Records from a data collection
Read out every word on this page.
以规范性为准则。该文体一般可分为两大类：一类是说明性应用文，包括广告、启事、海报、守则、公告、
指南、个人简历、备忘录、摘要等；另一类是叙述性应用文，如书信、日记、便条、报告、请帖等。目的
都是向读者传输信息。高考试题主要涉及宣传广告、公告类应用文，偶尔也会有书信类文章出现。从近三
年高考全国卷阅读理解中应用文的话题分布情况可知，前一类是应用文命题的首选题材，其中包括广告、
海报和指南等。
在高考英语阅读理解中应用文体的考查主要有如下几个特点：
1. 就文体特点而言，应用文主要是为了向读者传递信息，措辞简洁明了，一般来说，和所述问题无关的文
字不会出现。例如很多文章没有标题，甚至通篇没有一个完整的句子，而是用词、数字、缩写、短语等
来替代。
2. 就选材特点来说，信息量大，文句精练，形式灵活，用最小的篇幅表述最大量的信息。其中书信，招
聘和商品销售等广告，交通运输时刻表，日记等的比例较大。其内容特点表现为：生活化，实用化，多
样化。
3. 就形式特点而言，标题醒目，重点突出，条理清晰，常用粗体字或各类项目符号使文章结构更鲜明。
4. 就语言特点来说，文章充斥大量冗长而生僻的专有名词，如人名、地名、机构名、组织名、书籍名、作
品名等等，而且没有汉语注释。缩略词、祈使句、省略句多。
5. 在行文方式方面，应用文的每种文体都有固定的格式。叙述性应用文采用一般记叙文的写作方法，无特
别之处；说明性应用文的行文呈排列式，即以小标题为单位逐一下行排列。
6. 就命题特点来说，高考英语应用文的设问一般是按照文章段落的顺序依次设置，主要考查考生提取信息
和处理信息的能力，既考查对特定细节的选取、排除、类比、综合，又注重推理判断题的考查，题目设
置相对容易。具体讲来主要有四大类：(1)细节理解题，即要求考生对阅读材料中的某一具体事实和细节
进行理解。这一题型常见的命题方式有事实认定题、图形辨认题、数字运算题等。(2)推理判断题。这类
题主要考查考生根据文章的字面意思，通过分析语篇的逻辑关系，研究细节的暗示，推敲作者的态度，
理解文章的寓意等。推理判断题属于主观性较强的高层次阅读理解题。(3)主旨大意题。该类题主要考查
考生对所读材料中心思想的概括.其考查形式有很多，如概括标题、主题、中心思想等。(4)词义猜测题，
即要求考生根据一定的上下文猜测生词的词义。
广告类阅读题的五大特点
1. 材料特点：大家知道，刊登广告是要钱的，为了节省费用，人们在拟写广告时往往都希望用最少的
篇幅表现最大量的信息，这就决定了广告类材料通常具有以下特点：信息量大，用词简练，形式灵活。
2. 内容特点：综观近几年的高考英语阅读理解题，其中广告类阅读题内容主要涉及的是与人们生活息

## Task objective
Retype the listing exactly, in full.

## Task result
Read out every word on this page.
以规范性为准则。该文体一般可分为两大类：一类是说明性应用文，包括广告、启事、海报、守则、公告、
指南、个人简历、备忘录、摘要等；另一类是叙述性应用文，如书信、日记、便条、报告、请帖等。目的
都是向读者传输信息。高考试题主要涉及宣传广告、公告类应用文，偶尔也会有书信类文章出现。从近三
年高考全国卷阅读理解中应用文的话题分布情况可知，前一类是应用文命题的首选题材，其中包括广告、
海报和指南等。
在高考英语阅读理解中应用文体的考查主要有如下几个特点：
1. 就文体特点而言，应用文主要是为了向读者传递信息，措辞简洁明了，一般来说，和所述问题无关的文
字不会出现。例如很多文章没有标题，甚至通篇没有一个完整的句子，而是用词、数字、缩写、短语等
来替代。
2. 就选材特点来说，信息量大，文句精练，形式灵活，用最小的篇幅表述最大量的信息。其中书信，招
聘和商品销售等广告，交通运输时刻表，日记等的比例较大。其内容特点表现为：生活化，实用化，多
样化。
3. 就形式特点而言，标题醒目，重点突出，条理清晰，常用粗体字或各类项目符号使文章结构更鲜明。
4. 就语言特点来说，文章充斥大量冗长而生僻的专有名词，如人名、地名、机构名、组织名、书籍名、作
品名等等，而且没有汉语注释。缩略词、祈使句、省略句多。
5. 在行文方式方面，应用文的每种文体都有固定的格式。叙述性应用文采用一般记叙文的写作方法，无特
别之处；说明性应用文的行文呈排列式，即以小标题为单位逐一下行排列。
6. 就命题特点来说，高考英语应用文的设问一般是按照文章段落的顺序依次设置，主要考查考生提取信息
和处理信息的能力，既考查对特定细节的选取、排除、类比、综合，又注重推理判断题的考查，题目设
置相对容易。具体讲来主要有四大类：(1)细节理解题，即要求考生对阅读材料中的某一具体事实和细节
进行理解。这一题型常见的命题方式有事实认定题、图形辨认题、数字运算题等。(2)推理判断题。这类
题主要考查考生根据文章的字面意思，通过分析语篇的逻辑关系，研究细节的暗示，推敲作者的态度，
理解文章的寓意等。推理判断题属于主观性较强的高层次阅读理解题。(3)主旨大意题。该类题主要考查
考生对所读材料中心思想的概括.其考查形式有很多，如概括标题、主题、中心思想等。(4)词义猜测题，
即要求考生根据一定的上下文猜测生词的词义。
广告类阅读题的五大特点
1. 材料特点：大家知道，刊登广告是要钱的，为了节省费用，人们在拟写广告时往往都希望用最少的
篇幅表现最大量的信息，这就决定了广告类材料通常具有以下特点：信息量大，用词简练，形式灵活。
2. 内容特点：综观近几年的高考英语阅读理解题，其中广告类阅读题内容主要涉及的是与人们生活息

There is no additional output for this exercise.